Penulis
Kudapan Ini Bernama 'Bajingan', Siapa Sangka Merupakan Salah Satu Kudapan Merakyat nan Mantap di Pelosok Borobudur
Intisari-online.com -"Bajingan" biasanya digunakan sebagai kata umpatan bermakna kasar di Indonesia.
Namun, di sebuah dusun tidak jauh dari Candi Borobudur, tepatnya di Sendaren, Desa Karangrejo, Kecamatan Borobudur, Kabupaten Magelang, Jawa Tengah, bajingan adalah kudapan terbuat dari singkong yang dimasak menggunakan air nira kelapa.
Sebetulnya makanan bajingan sudah tidak asing bagi masyarakat di wilayah Kabupaten Magelang, Temanggung, dan sekitarnya.
Bahan dasar yang digunakan sama, yaitu singkong, tetapi ada beberapa modifikasi di setiap daerah.
Di Temanggung, misalnya, bajingan terbuat dari singkong yang direbus dengan air gula jawa, daun pandan, dan sedikit garam.

Persyaratan Tugas »
- A) Sebutkan semua bahan yang menurut kutipan tentang kudapan bajingan dipakai untuk membuat bajingan di Temanggung.
- B) Ulangi bagian kutipan tentang kudapan bajingan, mulai dari "Bahan dasar yang" dan berlanjut hingga "dan sedikit garam.".
- C) Menurut kutipan tentang kudapan bajingan, mengapa nama kudapan ini terasa tak terduga? Jelaskan dalam satu sampai tiga kalimat.
Data berikut tidak diperlukan untuk pengerjaan ini.

Data Tersedia »
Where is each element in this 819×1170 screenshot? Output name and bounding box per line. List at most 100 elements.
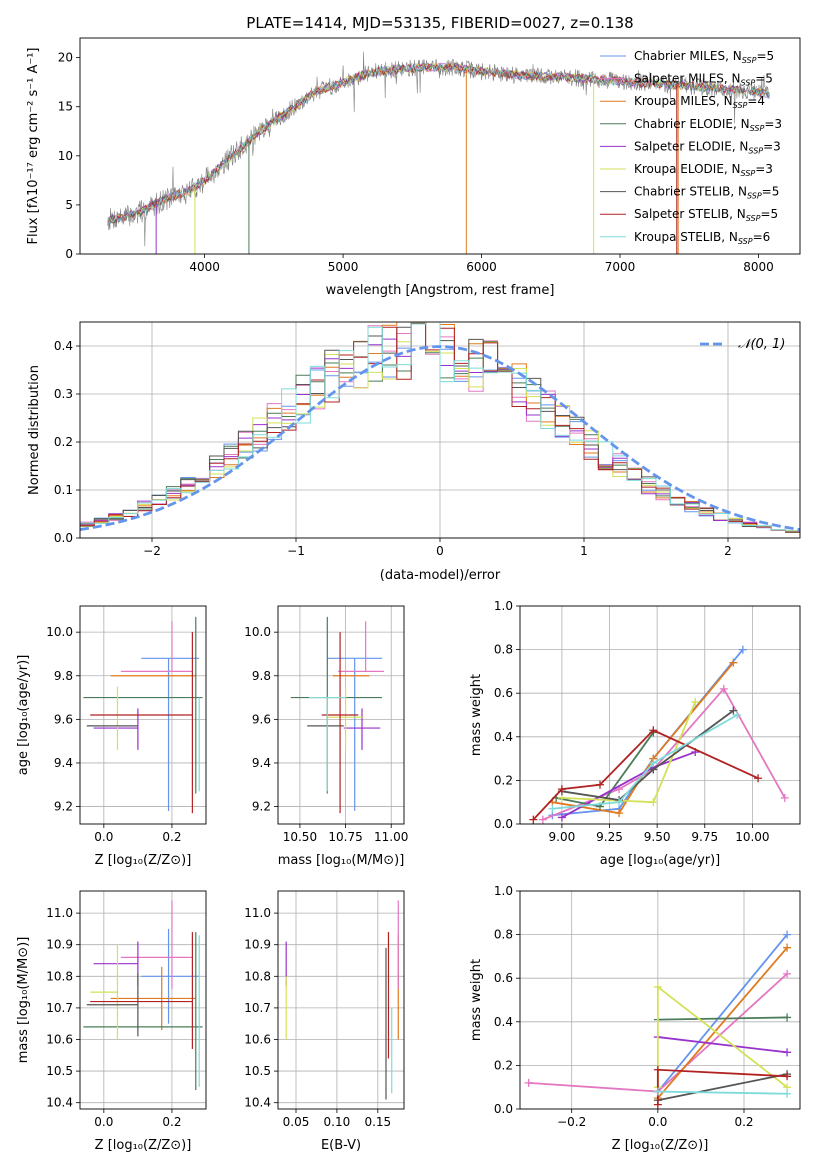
y-tick-label: 10.0 [46,625,73,639]
y-tick-label: 0.6 [494,686,513,700]
x-tick-label: 0.2 [162,830,181,844]
weight-marker-s_ste [653,1100,662,1109]
age_vs_Z-y-label: age [log₁₀(age/yr)] [16,655,31,776]
weight-marker-s_ste [649,726,658,735]
x-tick-label: −0.2 [557,1115,586,1129]
y-tick-label: 0.0 [494,1102,513,1116]
age_vs_mass-axes [274,606,404,828]
weight-marker-k_mil [729,658,738,667]
weight-marker-c_mil [738,645,747,654]
spectrum-x-label: wavelength [Angstrom, rest frame] [326,283,555,298]
y-tick-label: 0 [65,247,73,261]
mass_vs_ebv-x-label: E(B-V) [321,1138,361,1153]
figure-title: PLATE=1414, MJD=53135, FIBERID=0027, z=0… [246,14,633,32]
legend-label-c_mil: Chabrier MILES, NSSP=5 [634,49,774,65]
y-tick-label: 10.6 [46,1032,73,1046]
y-tick-label: 10.7 [46,1001,73,1015]
y-tick-label: 0.8 [494,643,513,657]
weight_vs_Z-frame [519,890,801,1110]
y-tick-label: 0.4 [494,1015,513,1029]
y-tick-label: 0.6 [494,971,513,985]
x-tick-label: 10.75 [328,830,362,844]
age_vs_mass-x-label: mass [log₁₀(M/M⊙)] [278,853,405,868]
y-tick-label: 10.4 [46,1096,73,1110]
y-tick-label: 10.4 [244,1096,271,1110]
y-tick-label: 0.4 [494,730,513,744]
weight-marker-k_elo [691,697,700,706]
x-tick-label: 7000 [605,260,636,274]
weight-marker-k_ste [548,804,557,813]
y-tick-label: 15 [58,100,73,114]
residual-histogram-k_ste [80,322,800,533]
weight_vs_age-x-label: age [log₁₀(age/yr)] [600,853,721,868]
y-tick-label: 10.7 [244,1001,271,1015]
weight-line-c_mil [552,649,744,817]
y-tick-label: 10.9 [244,938,271,952]
y-tick-label: 10.8 [244,969,271,983]
x-tick-label: 6000 [466,260,497,274]
weight-line-c_ste [657,1073,788,1102]
x-tick-label: 0.10 [324,1115,351,1129]
mass_vs_ebv-frame [277,890,405,1110]
y-tick-label: 0.8 [494,928,513,942]
legend-label-k_mil: Kroupa MILES, NSSP=4 [634,94,765,110]
weight-marker-k_mil [615,809,624,818]
x-tick-label: 0.05 [283,1115,310,1129]
y-tick-label: 11.0 [244,906,271,920]
y-tick-label: 11.0 [46,906,73,920]
mass_vs_Z-y-label: mass [log₁₀(M/M⊙)] [16,937,31,1064]
y-tick-label: 0.0 [494,817,513,831]
x-tick-label: 0.2 [162,1115,181,1129]
y-tick-label: 1.0 [494,884,513,898]
mass_vs_Z-x-label: Z [log₁₀(Z/Z⊙)] [95,1138,192,1153]
y-tick-label: 0.0 [54,531,73,545]
weight-marker-c_mil [783,930,792,939]
weight-marker-c_elo [783,1013,792,1022]
y-tick-label: 10.5 [244,1064,271,1078]
age_vs_Z-frame [79,605,207,825]
weight-marker-s_elo [783,1048,792,1057]
weight-marker-s_mil [780,793,789,802]
weight_vs_age-axes [516,605,800,828]
y-tick-label: 0.4 [54,339,73,353]
y-tick-label: 0.2 [494,773,513,787]
spectrum-axes [76,57,759,258]
weight-line-c_mil [657,934,788,1093]
x-tick-label: 0.15 [364,1115,391,1129]
y-tick-label: 0.3 [54,387,73,401]
y-tick-label: 9.6 [252,712,271,726]
x-tick-label: 0.0 [94,830,113,844]
x-tick-label: 2 [724,544,732,558]
x-tick-label: 1 [580,544,588,558]
y-tick-label: 9.8 [54,669,73,683]
y-tick-label: 5 [65,198,73,212]
x-tick-label: 11.00 [374,830,408,844]
weight-marker-c_ste [729,706,738,715]
y-tick-label: 9.6 [54,712,73,726]
weight_vs_Z-x-label: Z [log₁₀(Z/Z⊙)] [612,1138,709,1153]
x-tick-label: 9.25 [596,830,623,844]
y-tick-label: 20 [58,51,73,65]
histogram-frame [79,321,801,539]
normal-curve [80,345,800,531]
weight-marker-s_ste [653,1065,662,1074]
y-tick-label: 1.0 [494,599,513,613]
weight-marker-k_elo [649,798,658,807]
weight-line-c_elo [657,1016,788,1021]
weight-marker-s_ste [596,780,604,789]
weight-line-s_mil [542,687,786,821]
x-tick-label: 0.0 [94,1115,113,1129]
y-tick-label: 10.6 [244,1032,271,1046]
weight_vs_Z-y-label: mass weight [469,959,484,1041]
weight-marker-k_ste [615,798,624,807]
weight-marker-s_elo [557,813,566,822]
y-tick-label: 9.2 [252,800,271,814]
y-tick-label: 10.0 [244,625,271,639]
age_vs_mass-frame [277,605,405,825]
weight-marker-k_ste [733,711,742,719]
x-tick-label: 0 [436,544,444,558]
x-tick-label: 0.2 [734,1115,753,1129]
model-spectrum-s_ste [107,62,770,224]
weight-marker-s_ste [754,774,763,783]
y-tick-label: 0.2 [494,1058,513,1072]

Jawaban Tugas »
- A) Singkong, air gula jawa, daun pandan, dan sedikit garam.

- B)
Bahan dasar yang digunakan sama, yaitu singkong, tetapi ada beberapa modifikasi di setiap daerah.
Di Temanggung, misalnya, bajingan terbuat dari singkong yang direbus dengan air gula jawa, daun pandan, dan sedikit garam.

- C) Di Indonesia, kata "bajingan" biasanya dipakai sebagai umpatan bermakna kasar. Namun, di Sendaren, Desa Karangrejo, dekat Candi Borobudur, kata yang sama menjadi nama kudapan dari singkong yang dimasak dengan air nira kelapa.